**Given task:**
Using the listing below, please gather every line containing the word "JSON".

**Input records:**
## begin

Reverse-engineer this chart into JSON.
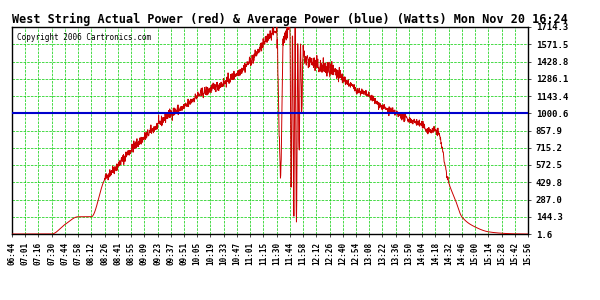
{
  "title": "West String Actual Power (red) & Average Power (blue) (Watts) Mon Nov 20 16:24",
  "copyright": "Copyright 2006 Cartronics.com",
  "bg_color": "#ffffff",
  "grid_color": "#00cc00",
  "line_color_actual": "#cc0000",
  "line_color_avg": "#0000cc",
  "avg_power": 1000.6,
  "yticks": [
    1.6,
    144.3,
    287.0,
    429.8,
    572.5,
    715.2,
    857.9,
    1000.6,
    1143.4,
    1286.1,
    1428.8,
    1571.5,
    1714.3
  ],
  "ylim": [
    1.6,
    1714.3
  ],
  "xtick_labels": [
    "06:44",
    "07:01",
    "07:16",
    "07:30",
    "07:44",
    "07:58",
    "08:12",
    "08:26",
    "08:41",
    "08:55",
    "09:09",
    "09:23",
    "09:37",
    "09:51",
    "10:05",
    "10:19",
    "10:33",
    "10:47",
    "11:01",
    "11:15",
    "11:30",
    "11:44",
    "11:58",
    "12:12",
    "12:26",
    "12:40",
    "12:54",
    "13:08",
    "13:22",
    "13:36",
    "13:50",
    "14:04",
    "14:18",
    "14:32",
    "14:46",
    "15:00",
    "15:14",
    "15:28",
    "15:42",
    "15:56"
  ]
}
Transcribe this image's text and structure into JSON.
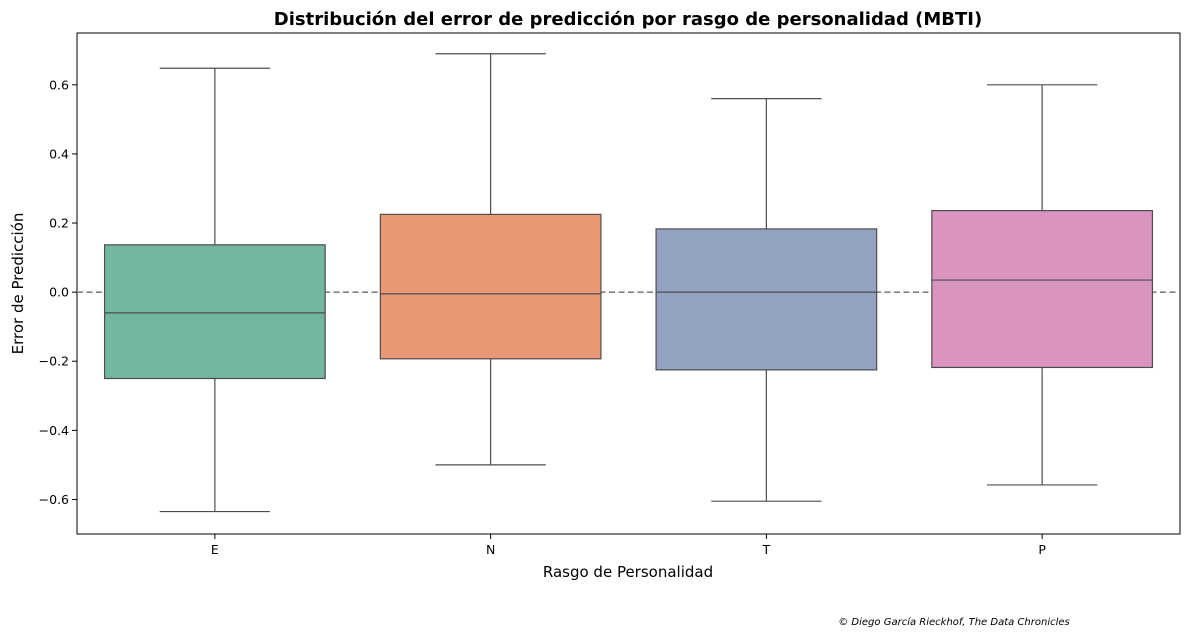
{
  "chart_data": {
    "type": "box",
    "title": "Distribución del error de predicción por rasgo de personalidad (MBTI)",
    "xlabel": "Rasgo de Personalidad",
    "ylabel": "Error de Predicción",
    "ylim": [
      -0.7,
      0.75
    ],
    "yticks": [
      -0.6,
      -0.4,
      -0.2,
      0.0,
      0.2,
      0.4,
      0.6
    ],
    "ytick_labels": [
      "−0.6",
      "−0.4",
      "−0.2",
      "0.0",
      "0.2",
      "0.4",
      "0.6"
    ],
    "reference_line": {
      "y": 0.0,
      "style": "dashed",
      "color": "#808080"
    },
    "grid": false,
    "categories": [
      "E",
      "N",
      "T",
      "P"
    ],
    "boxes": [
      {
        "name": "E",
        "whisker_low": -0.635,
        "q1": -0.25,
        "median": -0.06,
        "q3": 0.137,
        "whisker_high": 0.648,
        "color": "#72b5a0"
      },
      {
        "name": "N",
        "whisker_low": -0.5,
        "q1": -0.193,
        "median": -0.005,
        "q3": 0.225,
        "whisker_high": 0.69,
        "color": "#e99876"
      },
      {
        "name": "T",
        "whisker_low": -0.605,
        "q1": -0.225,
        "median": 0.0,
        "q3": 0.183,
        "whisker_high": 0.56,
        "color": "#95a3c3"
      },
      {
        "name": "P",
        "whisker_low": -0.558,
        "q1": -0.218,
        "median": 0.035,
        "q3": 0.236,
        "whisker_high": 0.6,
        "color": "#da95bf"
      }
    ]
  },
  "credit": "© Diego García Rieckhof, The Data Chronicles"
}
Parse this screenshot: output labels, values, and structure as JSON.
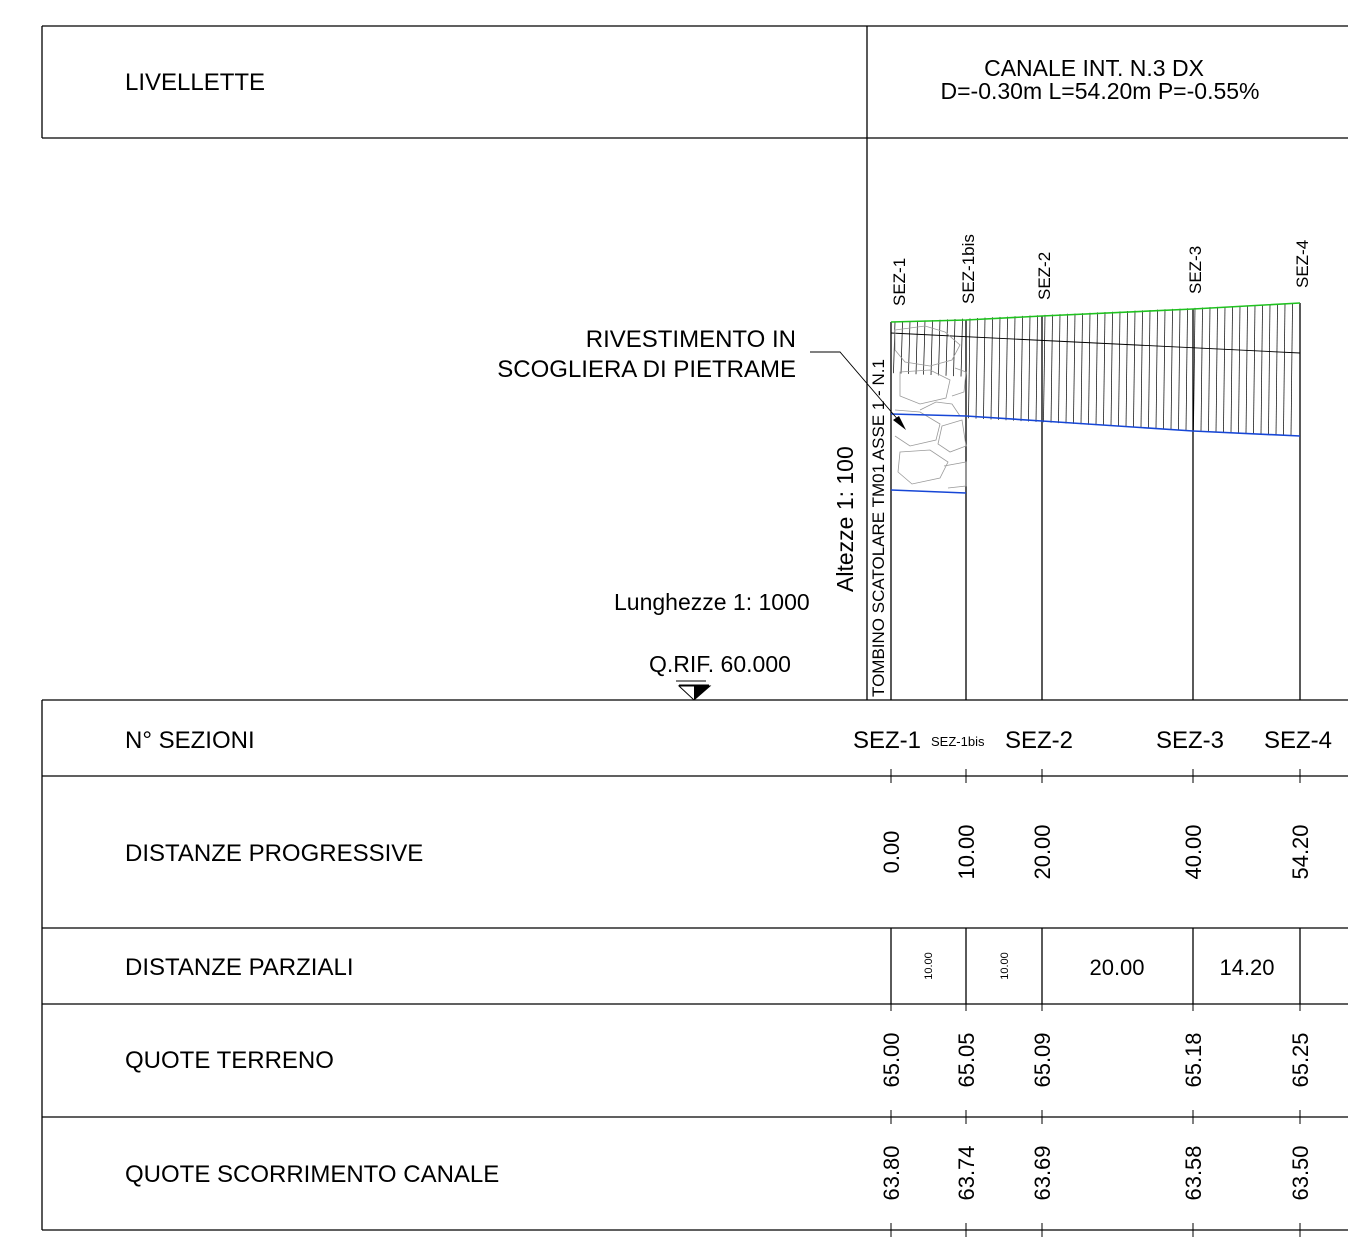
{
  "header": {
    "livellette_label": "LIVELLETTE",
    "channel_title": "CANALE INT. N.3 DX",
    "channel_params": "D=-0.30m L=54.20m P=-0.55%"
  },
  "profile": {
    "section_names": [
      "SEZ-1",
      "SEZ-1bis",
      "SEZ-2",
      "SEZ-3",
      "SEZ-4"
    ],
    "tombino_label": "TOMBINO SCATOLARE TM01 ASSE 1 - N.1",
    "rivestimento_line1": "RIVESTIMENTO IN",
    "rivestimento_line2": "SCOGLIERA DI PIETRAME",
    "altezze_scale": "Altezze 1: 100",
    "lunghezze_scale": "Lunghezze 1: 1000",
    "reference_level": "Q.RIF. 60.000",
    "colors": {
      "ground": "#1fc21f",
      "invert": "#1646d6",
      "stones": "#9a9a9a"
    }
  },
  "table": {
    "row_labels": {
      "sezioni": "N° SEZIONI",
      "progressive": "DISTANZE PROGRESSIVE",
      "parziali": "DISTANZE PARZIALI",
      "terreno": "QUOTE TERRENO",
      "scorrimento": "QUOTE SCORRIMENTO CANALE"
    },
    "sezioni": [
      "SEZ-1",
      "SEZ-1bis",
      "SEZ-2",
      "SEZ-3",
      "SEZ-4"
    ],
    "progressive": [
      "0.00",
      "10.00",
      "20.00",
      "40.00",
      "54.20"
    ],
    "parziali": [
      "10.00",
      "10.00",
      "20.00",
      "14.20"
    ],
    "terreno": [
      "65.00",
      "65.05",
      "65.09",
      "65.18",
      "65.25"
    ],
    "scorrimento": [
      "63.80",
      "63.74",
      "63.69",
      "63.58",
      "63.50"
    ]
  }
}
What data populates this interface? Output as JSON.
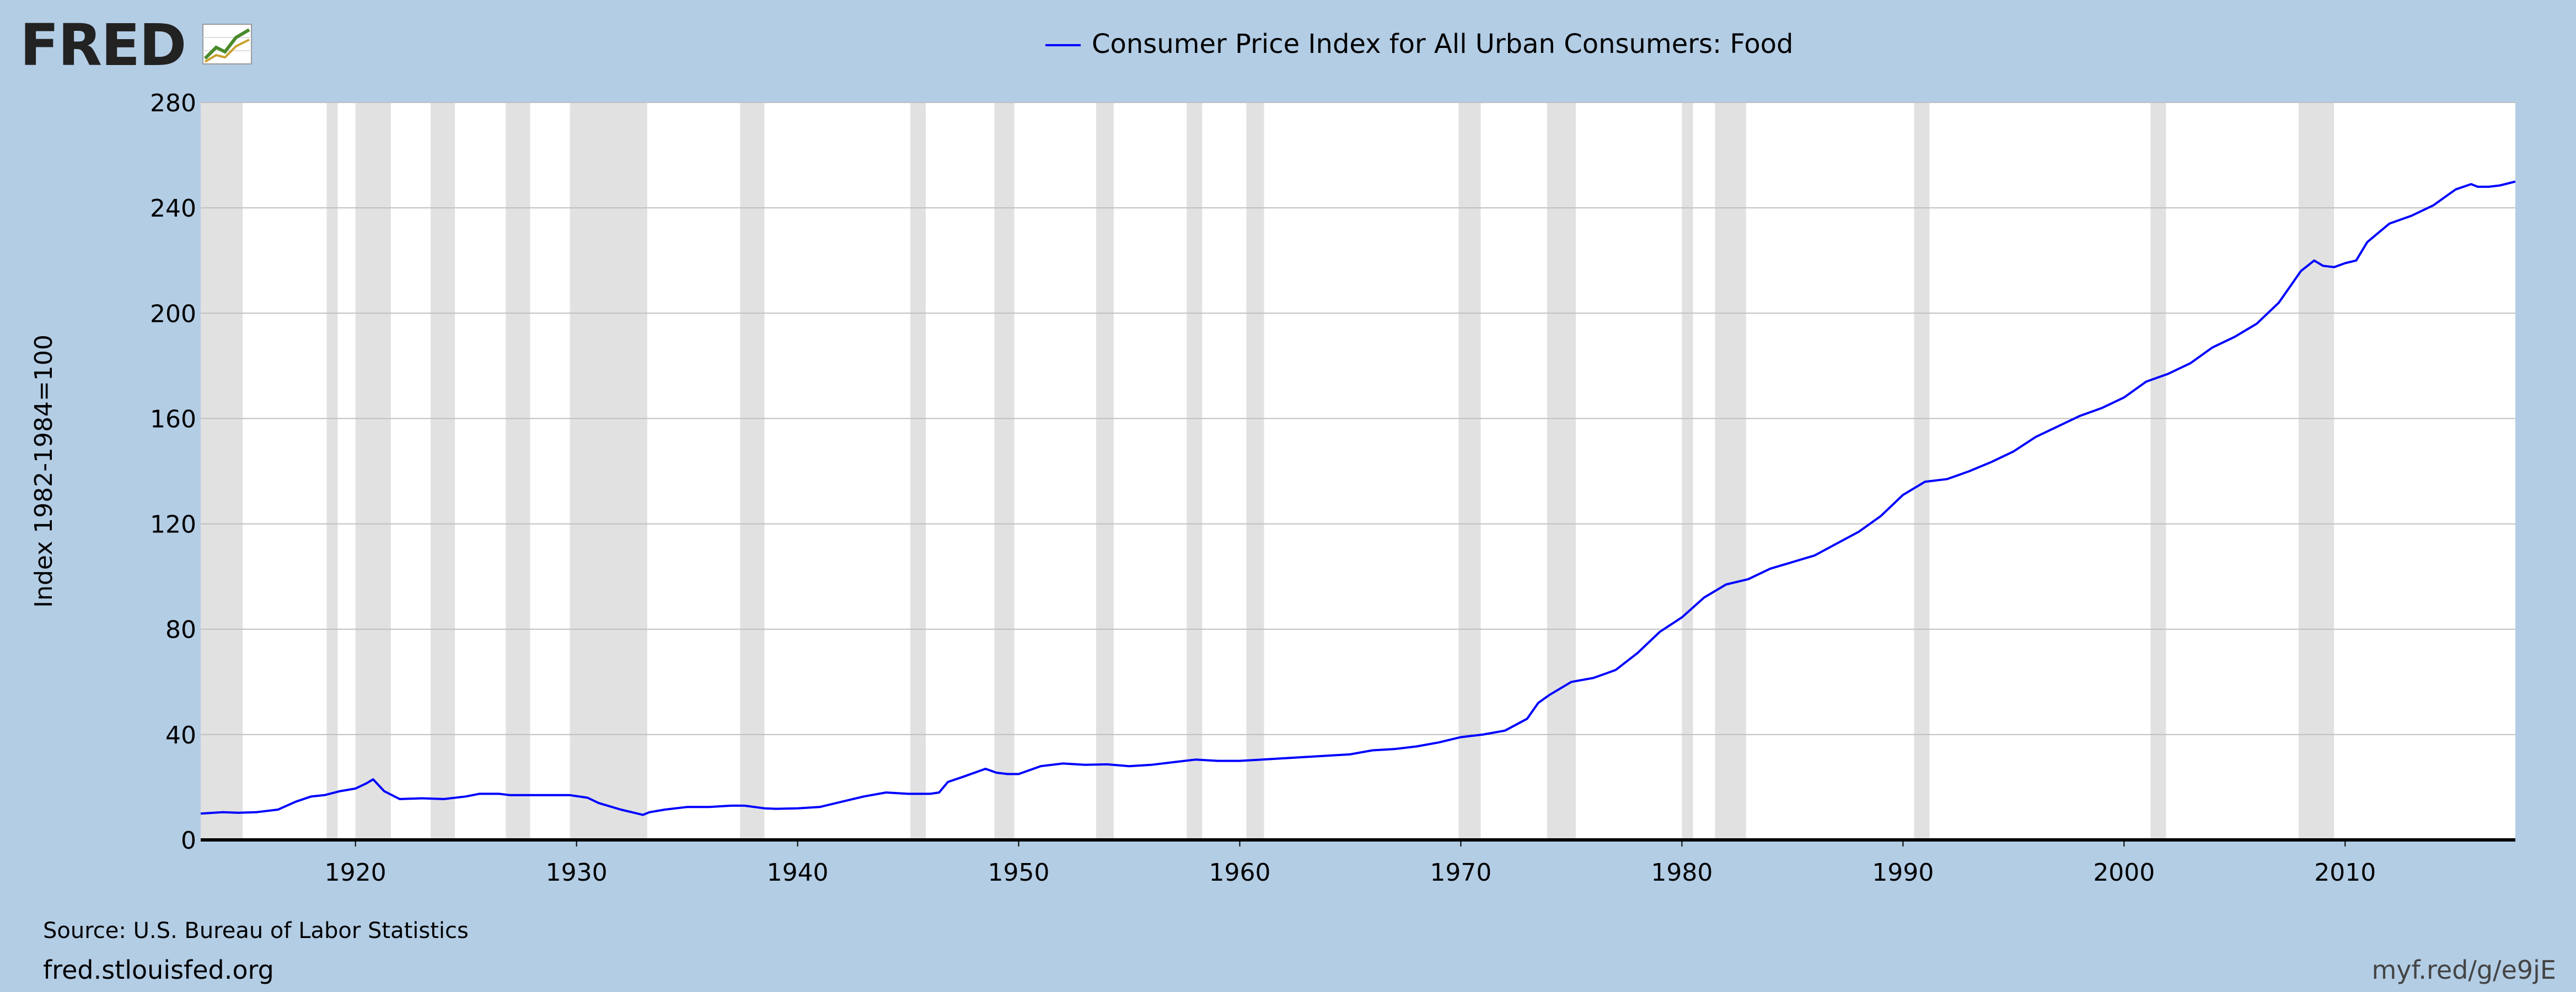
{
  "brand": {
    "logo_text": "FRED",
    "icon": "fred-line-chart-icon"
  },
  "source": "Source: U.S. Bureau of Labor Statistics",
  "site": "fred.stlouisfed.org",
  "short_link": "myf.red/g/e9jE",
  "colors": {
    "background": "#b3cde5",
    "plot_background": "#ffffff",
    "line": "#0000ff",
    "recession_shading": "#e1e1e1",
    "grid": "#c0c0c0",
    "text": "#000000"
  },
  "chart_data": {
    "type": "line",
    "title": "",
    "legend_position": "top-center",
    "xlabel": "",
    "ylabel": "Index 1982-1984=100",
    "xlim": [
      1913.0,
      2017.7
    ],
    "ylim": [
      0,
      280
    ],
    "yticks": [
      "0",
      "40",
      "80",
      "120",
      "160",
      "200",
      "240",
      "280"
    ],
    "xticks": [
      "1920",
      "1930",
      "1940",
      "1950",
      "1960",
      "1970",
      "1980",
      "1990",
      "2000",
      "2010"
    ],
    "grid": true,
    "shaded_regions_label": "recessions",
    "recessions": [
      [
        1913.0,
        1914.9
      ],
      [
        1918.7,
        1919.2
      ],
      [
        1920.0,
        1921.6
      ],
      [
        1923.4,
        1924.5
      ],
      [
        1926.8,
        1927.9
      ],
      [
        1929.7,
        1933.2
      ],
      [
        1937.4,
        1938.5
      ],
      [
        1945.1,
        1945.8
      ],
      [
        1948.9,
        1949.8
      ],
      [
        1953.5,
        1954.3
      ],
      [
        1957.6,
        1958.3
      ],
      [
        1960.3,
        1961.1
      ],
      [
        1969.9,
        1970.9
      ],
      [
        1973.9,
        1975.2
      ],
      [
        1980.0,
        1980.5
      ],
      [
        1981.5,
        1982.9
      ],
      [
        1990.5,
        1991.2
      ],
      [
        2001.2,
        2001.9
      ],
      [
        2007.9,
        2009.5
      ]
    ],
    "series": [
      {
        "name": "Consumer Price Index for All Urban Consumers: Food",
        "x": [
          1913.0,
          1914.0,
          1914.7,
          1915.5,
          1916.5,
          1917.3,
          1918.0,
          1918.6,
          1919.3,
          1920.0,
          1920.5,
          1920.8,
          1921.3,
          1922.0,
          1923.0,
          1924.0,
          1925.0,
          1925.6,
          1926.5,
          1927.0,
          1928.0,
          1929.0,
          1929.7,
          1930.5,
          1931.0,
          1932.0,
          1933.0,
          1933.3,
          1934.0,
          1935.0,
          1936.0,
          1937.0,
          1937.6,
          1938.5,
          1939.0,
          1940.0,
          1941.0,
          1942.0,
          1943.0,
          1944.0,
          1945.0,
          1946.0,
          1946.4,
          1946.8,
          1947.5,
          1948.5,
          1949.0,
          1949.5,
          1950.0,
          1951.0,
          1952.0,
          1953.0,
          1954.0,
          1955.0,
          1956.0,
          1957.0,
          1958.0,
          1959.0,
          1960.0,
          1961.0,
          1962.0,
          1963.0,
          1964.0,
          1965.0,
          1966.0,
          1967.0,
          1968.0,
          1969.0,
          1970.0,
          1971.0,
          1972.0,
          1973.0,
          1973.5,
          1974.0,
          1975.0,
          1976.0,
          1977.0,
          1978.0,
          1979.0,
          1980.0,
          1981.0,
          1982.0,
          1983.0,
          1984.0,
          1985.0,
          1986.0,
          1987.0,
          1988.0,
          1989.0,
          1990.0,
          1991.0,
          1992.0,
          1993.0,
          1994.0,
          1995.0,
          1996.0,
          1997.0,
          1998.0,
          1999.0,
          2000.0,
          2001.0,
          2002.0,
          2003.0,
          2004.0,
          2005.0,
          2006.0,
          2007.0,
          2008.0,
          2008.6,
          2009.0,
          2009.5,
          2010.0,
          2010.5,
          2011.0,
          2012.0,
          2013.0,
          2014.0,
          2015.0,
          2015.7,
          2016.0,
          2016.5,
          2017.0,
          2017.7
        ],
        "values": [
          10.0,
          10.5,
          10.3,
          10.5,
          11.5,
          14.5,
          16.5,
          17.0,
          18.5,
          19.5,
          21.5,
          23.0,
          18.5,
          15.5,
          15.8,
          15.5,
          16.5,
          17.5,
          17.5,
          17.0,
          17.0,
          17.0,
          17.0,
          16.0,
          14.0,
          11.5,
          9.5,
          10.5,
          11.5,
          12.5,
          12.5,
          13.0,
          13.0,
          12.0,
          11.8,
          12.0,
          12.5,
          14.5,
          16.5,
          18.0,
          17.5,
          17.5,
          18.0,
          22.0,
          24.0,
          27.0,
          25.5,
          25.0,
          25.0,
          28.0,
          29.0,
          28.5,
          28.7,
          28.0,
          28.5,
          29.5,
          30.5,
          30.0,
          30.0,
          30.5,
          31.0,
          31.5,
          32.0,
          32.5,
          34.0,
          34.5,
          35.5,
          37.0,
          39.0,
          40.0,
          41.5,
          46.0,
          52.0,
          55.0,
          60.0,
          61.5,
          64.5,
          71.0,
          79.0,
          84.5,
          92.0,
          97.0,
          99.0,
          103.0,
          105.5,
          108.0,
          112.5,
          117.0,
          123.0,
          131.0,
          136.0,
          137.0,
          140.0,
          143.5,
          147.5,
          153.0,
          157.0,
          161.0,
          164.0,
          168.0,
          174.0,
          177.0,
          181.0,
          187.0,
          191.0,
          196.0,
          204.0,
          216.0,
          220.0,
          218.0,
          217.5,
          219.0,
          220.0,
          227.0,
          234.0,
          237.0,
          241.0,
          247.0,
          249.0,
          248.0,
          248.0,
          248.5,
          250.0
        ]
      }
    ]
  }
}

## end

**Reply:**
Reverse-engineer this chart into JSON.
Transcribe this image's text and structure into JSON.
Parse this screenshot: output labels, values, and structure as JSON.
What data populates this interface? Output as JSON.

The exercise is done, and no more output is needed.